• **DIRECTIONS FOR THIS TASK**: Drop all images and give the records again exactly.

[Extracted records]
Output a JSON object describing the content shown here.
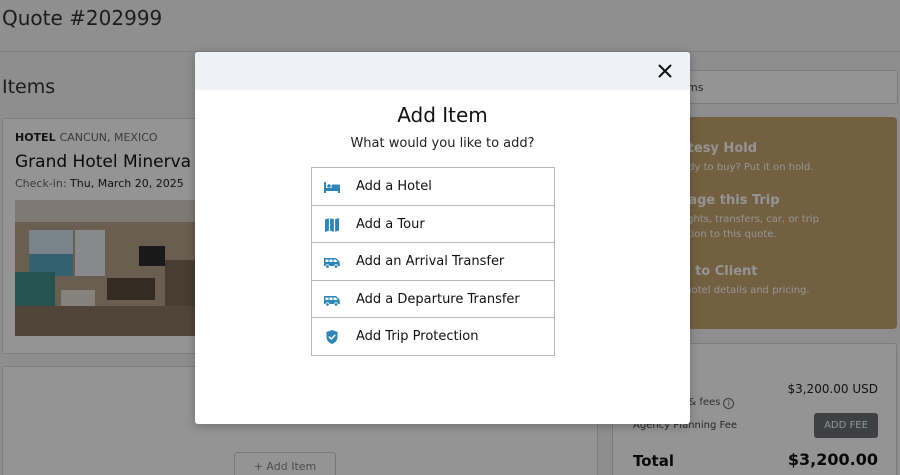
{
  "page": {
    "quote_title": "Quote #202999",
    "items_title": "Items",
    "hotel": {
      "type": "HOTEL",
      "location": "CANCUN, MEXICO",
      "name": "Grand Hotel Minerva",
      "checkin_label": "Check-in:",
      "checkin_date": "Thu, March 20, 2025"
    },
    "add_item_label": "+ Add Item",
    "right_bar_label": "ms",
    "actions": [
      {
        "title": "urtesy Hold",
        "desc": "ready to buy? Put it on hold."
      },
      {
        "title": "ckage this Trip",
        "desc": "l flights, transfers, car, or trip\ntection to this quote."
      },
      {
        "title": "nd to Client",
        "desc": "re hotel details and pricing."
      }
    ],
    "summary": {
      "amount": "$3,200.00 USD",
      "taxes_label": "s & fees",
      "fee_label": "Agency Planning Fee",
      "add_fee_label": "ADD FEE",
      "total_label": "Total",
      "total_value": "$3,200.00"
    }
  },
  "modal": {
    "title": "Add Item",
    "subtitle": "What would you like to add?",
    "options": [
      {
        "label": "Add a Hotel",
        "icon": "bed-icon"
      },
      {
        "label": "Add a Tour",
        "icon": "map-icon"
      },
      {
        "label": "Add an Arrival Transfer",
        "icon": "van-icon"
      },
      {
        "label": "Add a Departure Transfer",
        "icon": "van-icon"
      },
      {
        "label": "Add Trip Protection",
        "icon": "shield-check-icon"
      }
    ]
  },
  "colors": {
    "icon_accent": "#2e86b8",
    "actions_panel": "#c7a56f",
    "modal_header": "#eef2f6"
  }
}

• **RESULT OF THIS TASK**:
Output a JSON object describing the content shown here.
{
  "page": {
    "quote_title": "Quote #202999",
    "items_title": "Items",
    "hotel": {
      "type": "HOTEL",
      "location": "CANCUN, MEXICO",
      "name": "Grand Hotel Minerva",
      "checkin_label": "Check-in:",
      "checkin_date": "Thu, March 20, 2025"
    },
    "add_item_label": "+ Add Item",
    "right_bar_label": "ms",
    "actions": [
      {
        "title": "urtesy Hold",
        "desc": "ready to buy? Put it on hold."
      },
      {
        "title": "ckage this Trip",
        "desc": "l flights, transfers, car, or trip\ntection to this quote."
      },
      {
        "title": "nd to Client",
        "desc": "re hotel details and pricing."
      }
    ],
    "summary": {
      "amount": "$3,200.00 USD",
      "taxes_label": "s & fees",
      "fee_label": "Agency Planning Fee",
      "add_fee_label": "ADD FEE",
      "total_label": "Total",
      "total_value": "$3,200.00"
    }
  },
  "modal": {
    "title": "Add Item",
    "subtitle": "What would you like to add?",
    "options": [
      {
        "label": "Add a Hotel",
        "icon": "bed-icon"
      },
      {
        "label": "Add a Tour",
        "icon": "map-icon"
      },
      {
        "label": "Add an Arrival Transfer",
        "icon": "van-icon"
      },
      {
        "label": "Add a Departure Transfer",
        "icon": "van-icon"
      },
      {
        "label": "Add Trip Protection",
        "icon": "shield-check-icon"
      }
    ]
  },
  "colors": {
    "icon_accent": "#2e86b8",
    "actions_panel": "#c7a56f",
    "modal_header": "#eef2f6"
  }
}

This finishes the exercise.